§ **MATERIAL SUPPLIED**
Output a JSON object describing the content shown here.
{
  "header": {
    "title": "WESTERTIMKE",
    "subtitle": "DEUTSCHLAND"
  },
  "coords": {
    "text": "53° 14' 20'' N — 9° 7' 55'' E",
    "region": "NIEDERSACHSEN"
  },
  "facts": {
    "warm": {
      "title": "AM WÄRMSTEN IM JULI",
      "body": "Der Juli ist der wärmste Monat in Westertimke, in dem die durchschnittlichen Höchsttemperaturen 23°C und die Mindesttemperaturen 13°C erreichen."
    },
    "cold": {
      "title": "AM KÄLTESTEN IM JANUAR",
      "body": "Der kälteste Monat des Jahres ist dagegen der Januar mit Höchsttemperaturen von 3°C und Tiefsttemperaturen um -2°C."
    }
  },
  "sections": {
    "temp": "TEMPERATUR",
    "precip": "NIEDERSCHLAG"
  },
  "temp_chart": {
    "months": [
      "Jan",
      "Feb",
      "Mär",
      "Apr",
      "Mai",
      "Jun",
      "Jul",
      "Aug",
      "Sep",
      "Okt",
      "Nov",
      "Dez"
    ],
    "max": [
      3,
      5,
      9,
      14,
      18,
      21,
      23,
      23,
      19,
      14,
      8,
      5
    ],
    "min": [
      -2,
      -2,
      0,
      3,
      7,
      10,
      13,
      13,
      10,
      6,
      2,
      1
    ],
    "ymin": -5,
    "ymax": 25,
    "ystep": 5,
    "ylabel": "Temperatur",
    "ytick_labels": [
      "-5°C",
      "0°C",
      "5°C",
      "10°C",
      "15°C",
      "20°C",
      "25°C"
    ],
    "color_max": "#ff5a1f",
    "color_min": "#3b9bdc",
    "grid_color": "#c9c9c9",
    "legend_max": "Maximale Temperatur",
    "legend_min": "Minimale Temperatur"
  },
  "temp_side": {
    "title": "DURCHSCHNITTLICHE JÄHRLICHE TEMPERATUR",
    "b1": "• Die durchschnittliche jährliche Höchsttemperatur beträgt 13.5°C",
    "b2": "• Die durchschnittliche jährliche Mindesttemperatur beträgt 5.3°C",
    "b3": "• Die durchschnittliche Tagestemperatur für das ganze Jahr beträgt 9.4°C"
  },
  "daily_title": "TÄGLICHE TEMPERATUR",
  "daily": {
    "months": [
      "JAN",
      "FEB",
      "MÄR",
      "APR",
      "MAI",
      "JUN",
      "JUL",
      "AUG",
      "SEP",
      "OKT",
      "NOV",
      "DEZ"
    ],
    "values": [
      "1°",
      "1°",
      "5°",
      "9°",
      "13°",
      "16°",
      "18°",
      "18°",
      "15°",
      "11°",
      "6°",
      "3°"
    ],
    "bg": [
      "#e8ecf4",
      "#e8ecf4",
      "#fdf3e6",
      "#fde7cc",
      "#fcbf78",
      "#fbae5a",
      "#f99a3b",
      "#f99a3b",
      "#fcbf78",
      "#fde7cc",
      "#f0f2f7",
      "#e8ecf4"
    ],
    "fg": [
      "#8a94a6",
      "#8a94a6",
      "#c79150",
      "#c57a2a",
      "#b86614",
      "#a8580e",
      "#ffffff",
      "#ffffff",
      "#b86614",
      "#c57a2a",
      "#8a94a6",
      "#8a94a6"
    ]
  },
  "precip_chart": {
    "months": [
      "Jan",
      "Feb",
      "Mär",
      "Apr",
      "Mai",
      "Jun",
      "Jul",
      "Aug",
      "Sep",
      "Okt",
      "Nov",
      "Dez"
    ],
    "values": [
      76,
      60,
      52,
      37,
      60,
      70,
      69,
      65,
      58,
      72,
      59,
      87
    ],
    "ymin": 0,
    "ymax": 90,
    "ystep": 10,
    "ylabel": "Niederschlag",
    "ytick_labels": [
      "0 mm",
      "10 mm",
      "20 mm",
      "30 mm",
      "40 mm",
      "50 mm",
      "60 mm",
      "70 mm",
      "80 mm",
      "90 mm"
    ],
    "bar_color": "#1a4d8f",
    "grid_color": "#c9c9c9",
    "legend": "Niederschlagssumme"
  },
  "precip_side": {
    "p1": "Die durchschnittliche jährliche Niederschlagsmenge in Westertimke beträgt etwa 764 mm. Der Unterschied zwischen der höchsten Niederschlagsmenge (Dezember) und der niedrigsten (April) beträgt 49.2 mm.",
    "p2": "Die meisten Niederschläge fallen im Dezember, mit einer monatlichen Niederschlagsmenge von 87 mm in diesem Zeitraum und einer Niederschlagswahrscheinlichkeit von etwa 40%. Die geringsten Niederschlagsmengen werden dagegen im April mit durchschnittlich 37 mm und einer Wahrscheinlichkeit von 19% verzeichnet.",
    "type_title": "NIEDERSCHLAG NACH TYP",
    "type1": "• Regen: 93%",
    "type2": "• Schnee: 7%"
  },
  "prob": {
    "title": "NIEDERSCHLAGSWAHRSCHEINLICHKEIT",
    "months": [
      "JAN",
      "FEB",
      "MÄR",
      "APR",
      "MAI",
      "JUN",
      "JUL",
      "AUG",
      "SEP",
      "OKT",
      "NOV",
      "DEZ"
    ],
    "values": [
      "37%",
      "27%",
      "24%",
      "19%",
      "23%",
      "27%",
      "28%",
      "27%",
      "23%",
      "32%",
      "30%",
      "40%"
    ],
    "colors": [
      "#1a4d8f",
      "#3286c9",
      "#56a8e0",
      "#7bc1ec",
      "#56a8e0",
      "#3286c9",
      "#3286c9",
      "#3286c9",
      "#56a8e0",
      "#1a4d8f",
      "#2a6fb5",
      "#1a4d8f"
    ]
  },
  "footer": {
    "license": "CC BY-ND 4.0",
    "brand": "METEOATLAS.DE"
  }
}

§ **EXERCISE BRIEF**
Set down the entries verbatim, leaving none out.

§ **PROBLEM SOLUTION**
Output a JSON object describing the content shown here.
{
  "header": {
    "title": "WESTERTIMKE",
    "subtitle": "DEUTSCHLAND"
  },
  "coords": {
    "text": "53° 14' 20'' N — 9° 7' 55'' E",
    "region": "NIEDERSACHSEN"
  },
  "facts": {
    "warm": {
      "title": "AM WÄRMSTEN IM JULI",
      "body": "Der Juli ist der wärmste Monat in Westertimke, in dem die durchschnittlichen Höchsttemperaturen 23°C und die Mindesttemperaturen 13°C erreichen."
    },
    "cold": {
      "title": "AM KÄLTESTEN IM JANUAR",
      "body": "Der kälteste Monat des Jahres ist dagegen der Januar mit Höchsttemperaturen von 3°C und Tiefsttemperaturen um -2°C."
    }
  },
  "sections": {
    "temp": "TEMPERATUR",
    "precip": "NIEDERSCHLAG"
  },
  "temp_chart": {
    "months": [
      "Jan",
      "Feb",
      "Mär",
      "Apr",
      "Mai",
      "Jun",
      "Jul",
      "Aug",
      "Sep",
      "Okt",
      "Nov",
      "Dez"
    ],
    "max": [
      3,
      5,
      9,
      14,
      18,
      21,
      23,
      23,
      19,
      14,
      8,
      5
    ],
    "min": [
      -2,
      -2,
      0,
      3,
      7,
      10,
      13,
      13,
      10,
      6,
      2,
      1
    ],
    "ymin": -5,
    "ymax": 25,
    "ystep": 5,
    "ylabel": "Temperatur",
    "ytick_labels": [
      "-5°C",
      "0°C",
      "5°C",
      "10°C",
      "15°C",
      "20°C",
      "25°C"
    ],
    "color_max": "#ff5a1f",
    "color_min": "#3b9bdc",
    "grid_color": "#c9c9c9",
    "legend_max": "Maximale Temperatur",
    "legend_min": "Minimale Temperatur"
  },
  "temp_side": {
    "title": "DURCHSCHNITTLICHE JÄHRLICHE TEMPERATUR",
    "b1": "• Die durchschnittliche jährliche Höchsttemperatur beträgt 13.5°C",
    "b2": "• Die durchschnittliche jährliche Mindesttemperatur beträgt 5.3°C",
    "b3": "• Die durchschnittliche Tagestemperatur für das ganze Jahr beträgt 9.4°C"
  },
  "daily_title": "TÄGLICHE TEMPERATUR",
  "daily": {
    "months": [
      "JAN",
      "FEB",
      "MÄR",
      "APR",
      "MAI",
      "JUN",
      "JUL",
      "AUG",
      "SEP",
      "OKT",
      "NOV",
      "DEZ"
    ],
    "values": [
      "1°",
      "1°",
      "5°",
      "9°",
      "13°",
      "16°",
      "18°",
      "18°",
      "15°",
      "11°",
      "6°",
      "3°"
    ],
    "bg": [
      "#e8ecf4",
      "#e8ecf4",
      "#fdf3e6",
      "#fde7cc",
      "#fcbf78",
      "#fbae5a",
      "#f99a3b",
      "#f99a3b",
      "#fcbf78",
      "#fde7cc",
      "#f0f2f7",
      "#e8ecf4"
    ],
    "fg": [
      "#8a94a6",
      "#8a94a6",
      "#c79150",
      "#c57a2a",
      "#b86614",
      "#a8580e",
      "#ffffff",
      "#ffffff",
      "#b86614",
      "#c57a2a",
      "#8a94a6",
      "#8a94a6"
    ]
  },
  "precip_chart": {
    "months": [
      "Jan",
      "Feb",
      "Mär",
      "Apr",
      "Mai",
      "Jun",
      "Jul",
      "Aug",
      "Sep",
      "Okt",
      "Nov",
      "Dez"
    ],
    "values": [
      76,
      60,
      52,
      37,
      60,
      70,
      69,
      65,
      58,
      72,
      59,
      87
    ],
    "ymin": 0,
    "ymax": 90,
    "ystep": 10,
    "ylabel": "Niederschlag",
    "ytick_labels": [
      "0 mm",
      "10 mm",
      "20 mm",
      "30 mm",
      "40 mm",
      "50 mm",
      "60 mm",
      "70 mm",
      "80 mm",
      "90 mm"
    ],
    "bar_color": "#1a4d8f",
    "grid_color": "#c9c9c9",
    "legend": "Niederschlagssumme"
  },
  "precip_side": {
    "p1": "Die durchschnittliche jährliche Niederschlagsmenge in Westertimke beträgt etwa 764 mm. Der Unterschied zwischen der höchsten Niederschlagsmenge (Dezember) und der niedrigsten (April) beträgt 49.2 mm.",
    "p2": "Die meisten Niederschläge fallen im Dezember, mit einer monatlichen Niederschlagsmenge von 87 mm in diesem Zeitraum und einer Niederschlagswahrscheinlichkeit von etwa 40%. Die geringsten Niederschlagsmengen werden dagegen im April mit durchschnittlich 37 mm und einer Wahrscheinlichkeit von 19% verzeichnet.",
    "type_title": "NIEDERSCHLAG NACH TYP",
    "type1": "• Regen: 93%",
    "type2": "• Schnee: 7%"
  },
  "prob": {
    "title": "NIEDERSCHLAGSWAHRSCHEINLICHKEIT",
    "months": [
      "JAN",
      "FEB",
      "MÄR",
      "APR",
      "MAI",
      "JUN",
      "JUL",
      "AUG",
      "SEP",
      "OKT",
      "NOV",
      "DEZ"
    ],
    "values": [
      "37%",
      "27%",
      "24%",
      "19%",
      "23%",
      "27%",
      "28%",
      "27%",
      "23%",
      "32%",
      "30%",
      "40%"
    ],
    "colors": [
      "#1a4d8f",
      "#3286c9",
      "#56a8e0",
      "#7bc1ec",
      "#56a8e0",
      "#3286c9",
      "#3286c9",
      "#3286c9",
      "#56a8e0",
      "#1a4d8f",
      "#2a6fb5",
      "#1a4d8f"
    ]
  },
  "footer": {
    "license": "CC BY-ND 4.0",
    "brand": "METEOATLAS.DE"
  }
}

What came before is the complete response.